Wherever the string "طعيمة" appears in the listing, copy that line.

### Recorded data
* START *

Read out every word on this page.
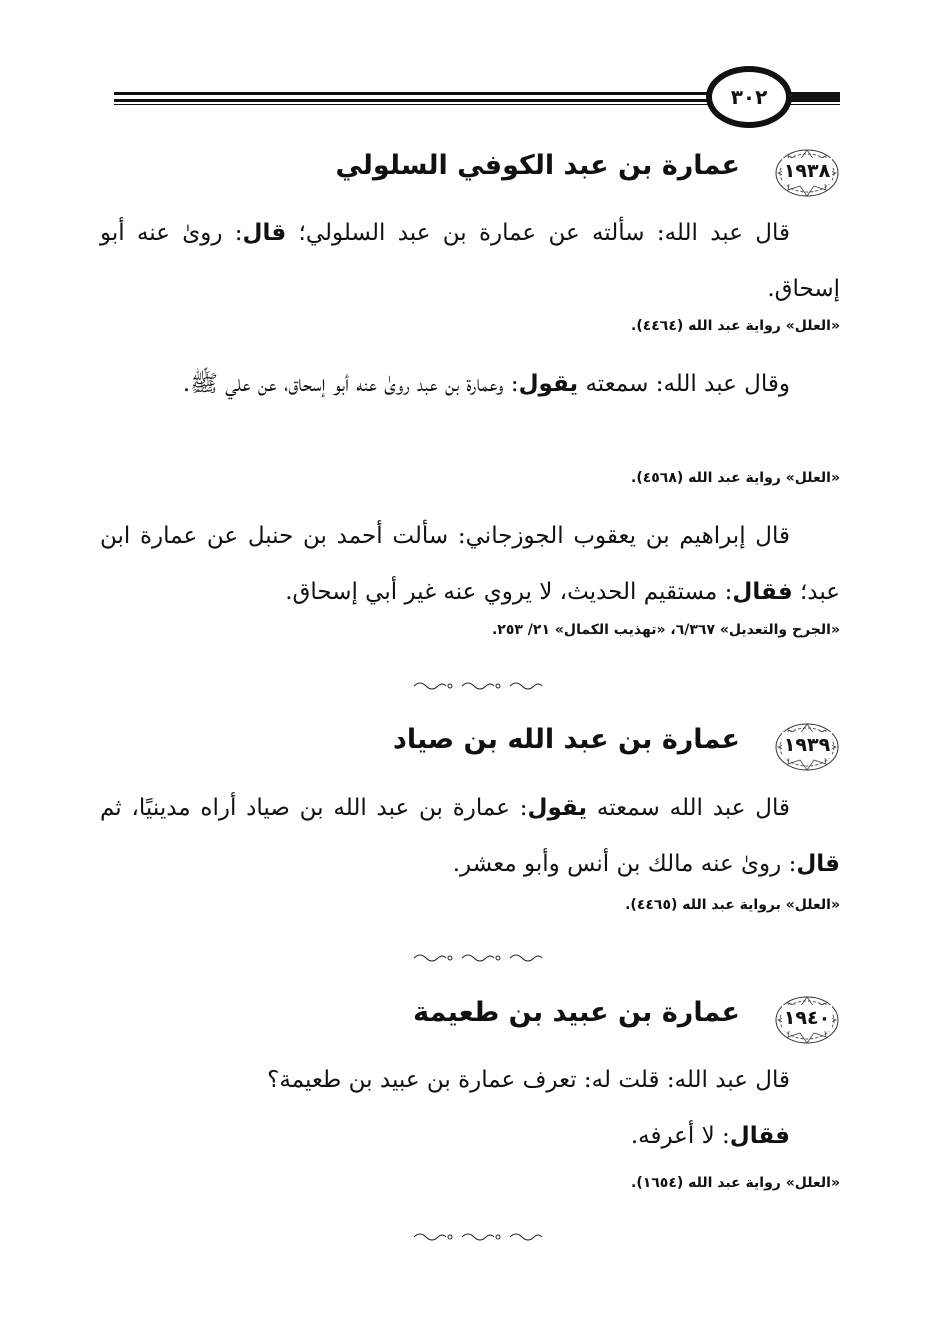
٣٠٢
١٩٣٨
عمارة بن عبد الكوفي السلولي
قال عبد الله: سألته عن عمارة بن عبد السلولي؛ قال: رویٰ عنه أبو إسحاق.
«العلل» رواية عبد الله (٤٤٦٤).
وقال عبد الله: سمعته يقول: وعمارة بن عبد رویٰ عنه أبو إسحاق، عن علي ﷺ.
«العلل» رواية عبد الله (٤٥٦٨).
قال إبراهيم بن يعقوب الجوزجاني: سألت أحمد بن حنبل عن عمارة ابن عبد؛ فقال: مستقيم الحديث، لا يروي عنه غير أبي إسحاق.
«الجرح والتعديل» ٦/٣٦٧، «تهذيب الكمال» ٢١/ ٢٥٣.
١٩٣٩
عمارة بن عبد الله بن صياد
قال عبد الله سمعته يقول: عمارة بن عبد الله بن صياد أراه مدينيًا، ثم قال: رویٰ عنه مالك بن أنس وأبو معشر.
«العلل» برواية عبد الله (٤٤٦٥).
١٩٤٠
عمارة بن عبيد بن طعيمة
قال عبد الله: قلت له: تعرف عمارة بن عبيد بن طعيمة؟
فقال: لا أعرفه.
«العلل» رواية عبد الله (١٦٥٤).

* END *

### FULL ANSWER
عمارة بن عبيد بن طعيمة
قال عبد الله: قلت له: تعرف عمارة بن عبيد بن طعيمة؟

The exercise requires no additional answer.